------ Stored records ------

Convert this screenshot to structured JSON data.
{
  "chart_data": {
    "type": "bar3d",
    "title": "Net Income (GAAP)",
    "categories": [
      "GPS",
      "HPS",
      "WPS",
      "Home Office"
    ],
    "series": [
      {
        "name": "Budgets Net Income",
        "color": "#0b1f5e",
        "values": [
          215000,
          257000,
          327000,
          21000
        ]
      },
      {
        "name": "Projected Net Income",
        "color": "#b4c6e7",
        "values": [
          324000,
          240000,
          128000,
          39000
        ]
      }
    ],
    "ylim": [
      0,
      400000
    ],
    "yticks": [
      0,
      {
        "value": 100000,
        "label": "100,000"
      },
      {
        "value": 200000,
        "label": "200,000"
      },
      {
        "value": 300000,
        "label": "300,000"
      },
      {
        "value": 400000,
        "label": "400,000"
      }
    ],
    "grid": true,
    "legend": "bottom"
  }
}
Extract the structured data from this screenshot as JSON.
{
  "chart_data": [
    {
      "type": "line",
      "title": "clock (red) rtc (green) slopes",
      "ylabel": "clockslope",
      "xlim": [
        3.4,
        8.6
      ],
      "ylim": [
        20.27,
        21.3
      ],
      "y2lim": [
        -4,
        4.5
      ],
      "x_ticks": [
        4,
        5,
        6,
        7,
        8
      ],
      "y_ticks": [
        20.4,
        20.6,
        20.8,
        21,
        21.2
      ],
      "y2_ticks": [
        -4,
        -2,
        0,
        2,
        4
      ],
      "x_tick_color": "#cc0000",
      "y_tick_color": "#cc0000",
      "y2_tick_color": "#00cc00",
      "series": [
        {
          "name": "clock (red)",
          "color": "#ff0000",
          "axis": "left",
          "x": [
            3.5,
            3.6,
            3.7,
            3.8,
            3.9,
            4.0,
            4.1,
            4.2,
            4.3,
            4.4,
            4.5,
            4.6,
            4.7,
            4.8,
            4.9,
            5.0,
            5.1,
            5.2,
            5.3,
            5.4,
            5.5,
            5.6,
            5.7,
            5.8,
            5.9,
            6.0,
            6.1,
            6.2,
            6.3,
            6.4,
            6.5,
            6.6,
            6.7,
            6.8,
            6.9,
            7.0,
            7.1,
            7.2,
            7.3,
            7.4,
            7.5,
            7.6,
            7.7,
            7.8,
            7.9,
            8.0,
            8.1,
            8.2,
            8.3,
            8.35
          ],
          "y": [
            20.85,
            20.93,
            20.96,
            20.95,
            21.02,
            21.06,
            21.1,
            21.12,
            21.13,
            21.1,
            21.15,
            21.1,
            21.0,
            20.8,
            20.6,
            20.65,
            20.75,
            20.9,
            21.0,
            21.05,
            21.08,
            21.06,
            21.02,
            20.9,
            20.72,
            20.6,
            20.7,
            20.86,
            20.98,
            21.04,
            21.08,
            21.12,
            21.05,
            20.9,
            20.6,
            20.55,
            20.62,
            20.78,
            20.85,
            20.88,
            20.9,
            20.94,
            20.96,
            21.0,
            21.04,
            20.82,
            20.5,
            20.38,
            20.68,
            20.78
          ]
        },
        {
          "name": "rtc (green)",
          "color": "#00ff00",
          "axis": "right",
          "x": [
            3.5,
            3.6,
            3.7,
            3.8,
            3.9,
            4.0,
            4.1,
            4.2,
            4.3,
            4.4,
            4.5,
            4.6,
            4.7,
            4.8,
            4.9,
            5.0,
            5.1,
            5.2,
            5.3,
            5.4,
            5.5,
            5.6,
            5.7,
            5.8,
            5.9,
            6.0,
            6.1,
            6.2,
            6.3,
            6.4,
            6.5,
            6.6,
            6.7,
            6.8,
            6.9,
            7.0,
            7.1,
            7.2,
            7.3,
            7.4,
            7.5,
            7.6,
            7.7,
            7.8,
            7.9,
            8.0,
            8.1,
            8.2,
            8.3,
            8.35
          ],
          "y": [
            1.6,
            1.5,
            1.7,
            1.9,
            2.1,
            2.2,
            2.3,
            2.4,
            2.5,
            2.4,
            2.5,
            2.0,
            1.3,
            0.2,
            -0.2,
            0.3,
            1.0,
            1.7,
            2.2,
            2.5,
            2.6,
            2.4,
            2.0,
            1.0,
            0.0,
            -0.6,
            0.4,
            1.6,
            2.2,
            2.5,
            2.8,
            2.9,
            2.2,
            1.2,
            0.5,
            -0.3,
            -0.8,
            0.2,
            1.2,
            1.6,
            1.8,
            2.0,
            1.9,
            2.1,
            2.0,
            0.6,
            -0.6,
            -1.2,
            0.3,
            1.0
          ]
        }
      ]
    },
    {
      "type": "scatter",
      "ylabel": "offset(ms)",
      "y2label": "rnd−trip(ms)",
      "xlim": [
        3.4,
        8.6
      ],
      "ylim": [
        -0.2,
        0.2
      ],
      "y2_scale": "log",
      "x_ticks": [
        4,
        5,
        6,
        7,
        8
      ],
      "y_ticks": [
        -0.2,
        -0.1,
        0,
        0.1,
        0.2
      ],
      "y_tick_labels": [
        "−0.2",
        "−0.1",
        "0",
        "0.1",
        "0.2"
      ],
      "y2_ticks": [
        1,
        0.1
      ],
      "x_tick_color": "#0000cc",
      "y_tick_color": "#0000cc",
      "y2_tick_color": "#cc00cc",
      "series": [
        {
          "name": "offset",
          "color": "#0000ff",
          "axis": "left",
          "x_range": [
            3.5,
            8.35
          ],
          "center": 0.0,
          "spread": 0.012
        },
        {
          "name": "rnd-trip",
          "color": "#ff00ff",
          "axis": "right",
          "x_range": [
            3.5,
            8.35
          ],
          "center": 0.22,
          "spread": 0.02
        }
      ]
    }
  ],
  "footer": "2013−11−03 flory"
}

------

Extract every record. Keep wording exact.

» Answer to the exercise:
Convert this screenshot to structured JSON data.
{
  "chart_data": {
    "type": "bar3d",
    "title": "Net Income (GAAP)",
    "categories": [
      "GPS",
      "HPS",
      "WPS",
      "Home Office"
    ],
    "series": [
      {
        "name": "Budgets Net Income",
        "color": "#0b1f5e",
        "values": [
          215000,
          257000,
          327000,
          21000
        ]
      },
      {
        "name": "Projected Net Income",
        "color": "#b4c6e7",
        "values": [
          324000,
          240000,
          128000,
          39000
        ]
      }
    ],
    "ylim": [
      0,
      400000
    ],
    "yticks": [
      0,
      {
        "value": 100000,
        "label": "100,000"
      },
      {
        "value": 200000,
        "label": "200,000"
      },
      {
        "value": 300000,
        "label": "300,000"
      },
      {
        "value": 400000,
        "label": "400,000"
      }
    ],
    "grid": true,
    "legend": "bottom"
  }
}
Extract the structured data from this screenshot as JSON.
{
  "chart_data": [
    {
      "type": "line",
      "title": "clock (red) rtc (green) slopes",
      "ylabel": "clockslope",
      "xlim": [
        3.4,
        8.6
      ],
      "ylim": [
        20.27,
        21.3
      ],
      "y2lim": [
        -4,
        4.5
      ],
      "x_ticks": [
        4,
        5,
        6,
        7,
        8
      ],
      "y_ticks": [
        20.4,
        20.6,
        20.8,
        21,
        21.2
      ],
      "y2_ticks": [
        -4,
        -2,
        0,
        2,
        4
      ],
      "x_tick_color": "#cc0000",
      "y_tick_color": "#cc0000",
      "y2_tick_color": "#00cc00",
      "series": [
        {
          "name": "clock (red)",
          "color": "#ff0000",
          "axis": "left",
          "x": [
            3.5,
            3.6,
            3.7,
            3.8,
            3.9,
            4.0,
            4.1,
            4.2,
            4.3,
            4.4,
            4.5,
            4.6,
            4.7,
            4.8,
            4.9,
            5.0,
            5.1,
            5.2,
            5.3,
            5.4,
            5.5,
            5.6,
            5.7,
            5.8,
            5.9,
            6.0,
            6.1,
            6.2,
            6.3,
            6.4,
            6.5,
            6.6,
            6.7,
            6.8,
            6.9,
            7.0,
            7.1,
            7.2,
            7.3,
            7.4,
            7.5,
            7.6,
            7.7,
            7.8,
            7.9,
            8.0,
            8.1,
            8.2,
            8.3,
            8.35
          ],
          "y": [
            20.85,
            20.93,
            20.96,
            20.95,
            21.02,
            21.06,
            21.1,
            21.12,
            21.13,
            21.1,
            21.15,
            21.1,
            21.0,
            20.8,
            20.6,
            20.65,
            20.75,
            20.9,
            21.0,
            21.05,
            21.08,
            21.06,
            21.02,
            20.9,
            20.72,
            20.6,
            20.7,
            20.86,
            20.98,
            21.04,
            21.08,
            21.12,
            21.05,
            20.9,
            20.6,
            20.55,
            20.62,
            20.78,
            20.85,
            20.88,
            20.9,
            20.94,
            20.96,
            21.0,
            21.04,
            20.82,
            20.5,
            20.38,
            20.68,
            20.78
          ]
        },
        {
          "name": "rtc (green)",
          "color": "#00ff00",
          "axis": "right",
          "x": [
            3.5,
            3.6,
            3.7,
            3.8,
            3.9,
            4.0,
            4.1,
            4.2,
            4.3,
            4.4,
            4.5,
            4.6,
            4.7,
            4.8,
            4.9,
            5.0,
            5.1,
            5.2,
            5.3,
            5.4,
            5.5,
            5.6,
            5.7,
            5.8,
            5.9,
            6.0,
            6.1,
            6.2,
            6.3,
            6.4,
            6.5,
            6.6,
            6.7,
            6.8,
            6.9,
            7.0,
            7.1,
            7.2,
            7.3,
            7.4,
            7.5,
            7.6,
            7.7,
            7.8,
            7.9,
            8.0,
            8.1,
            8.2,
            8.3,
            8.35
          ],
          "y": [
            1.6,
            1.5,
            1.7,
            1.9,
            2.1,
            2.2,
            2.3,
            2.4,
            2.5,
            2.4,
            2.5,
            2.0,
            1.3,
            0.2,
            -0.2,
            0.3,
            1.0,
            1.7,
            2.2,
            2.5,
            2.6,
            2.4,
            2.0,
            1.0,
            0.0,
            -0.6,
            0.4,
            1.6,
            2.2,
            2.5,
            2.8,
            2.9,
            2.2,
            1.2,
            0.5,
            -0.3,
            -0.8,
            0.2,
            1.2,
            1.6,
            1.8,
            2.0,
            1.9,
            2.1,
            2.0,
            0.6,
            -0.6,
            -1.2,
            0.3,
            1.0
          ]
        }
      ]
    },
    {
      "type": "scatter",
      "ylabel": "offset(ms)",
      "y2label": "rnd−trip(ms)",
      "xlim": [
        3.4,
        8.6
      ],
      "ylim": [
        -0.2,
        0.2
      ],
      "y2_scale": "log",
      "x_ticks": [
        4,
        5,
        6,
        7,
        8
      ],
      "y_ticks": [
        -0.2,
        -0.1,
        0,
        0.1,
        0.2
      ],
      "y_tick_labels": [
        "−0.2",
        "−0.1",
        "0",
        "0.1",
        "0.2"
      ],
      "y2_ticks": [
        1,
        0.1
      ],
      "x_tick_color": "#0000cc",
      "y_tick_color": "#0000cc",
      "y2_tick_color": "#cc00cc",
      "series": [
        {
          "name": "offset",
          "color": "#0000ff",
          "axis": "left",
          "x_range": [
            3.5,
            8.35
          ],
          "center": 0.0,
          "spread": 0.012
        },
        {
          "name": "rnd-trip",
          "color": "#ff00ff",
          "axis": "right",
          "x_range": [
            3.5,
            8.35
          ],
          "center": 0.22,
          "spread": 0.02
        }
      ]
    }
  ],
  "footer": "2013−11−03 flory"
}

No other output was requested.